-- start of Document segment --
The Mobile Home Relocation Fund got away unscathed in last year's sweeps. I doubt it will be so lucky this year. With several million dollars and a history of carrying large balances forward from year to year, it is a sitting duck for a sweep. In addition at least one influential legislator is no friend of the fund to begin with.
FBLS Department Affected?. This is truly a non-essential agency. There are some important functions there that can be transferred to other agencies. But there is also a lot of non-essential fluff. Moreover it is overstaffed due to workload cutbacks resulting from the economic downturn.
On top of these things. it is headed by Napolitano appointees. The head of the Department of Real Estate has tendered his resignation due to the change of Governors. If the new Governor's administration becomes aware of the existence of this small agency, I would expect to see changes in its leadership as Gov. Brewer makes her own appointments as agency executives.
Management may survive because the agency is so small and obscure, and financial cuts may be avoided because in the context of the budget as a whole. the funding for Fire, Building & Life Safety is a drop in the bucket. But if called on the carpet to explain and justify their existence I hope they are able to point out that what they do is within their authority, and why their programs are so important in a time when funding for schools, universities and health care is being eliminated and when State prosecutors are being let go.
-- end of Document segment --
From the commentary on state agency funding, reproduce word for word the portion that begins with the words containing "On top of these" and ends with "as agency executives.".
-- start of Given information --
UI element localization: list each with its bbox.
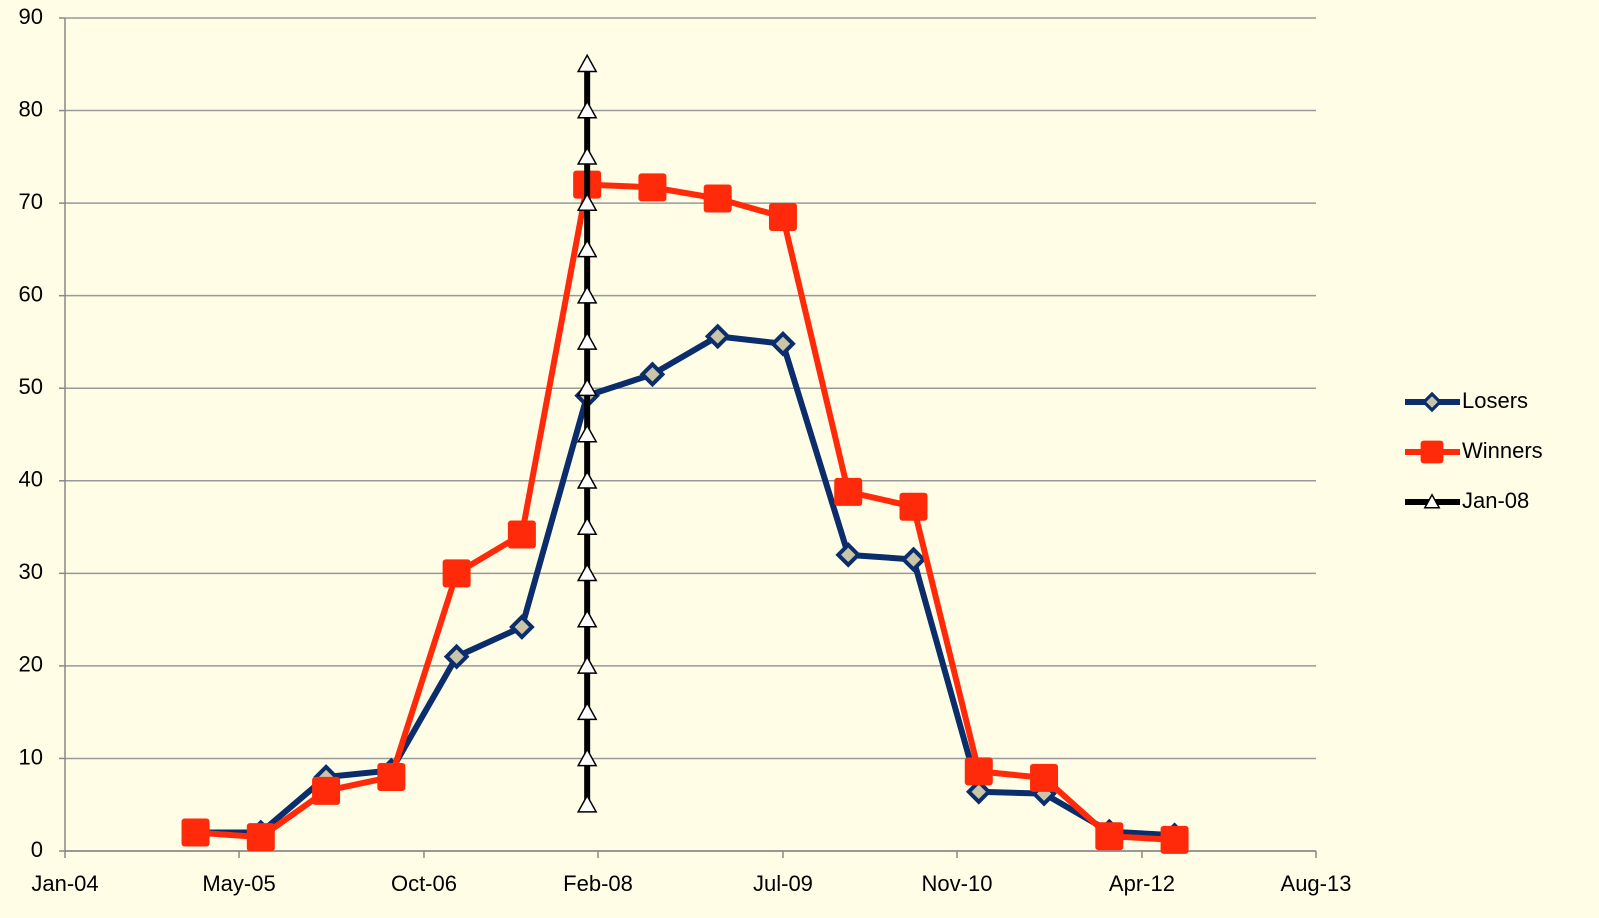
-- end of Given information --
Result of the task ▸
On top of these things. it is headed by Napolitano appointees. The head of the Department of Real Estate has tendered his resignation due to the change of Governors. If the new Governor's administration becomes aware of the existence of this small agency, I would expect to see changes in its leadership as Gov. Brewer makes her own appointments as agency executives.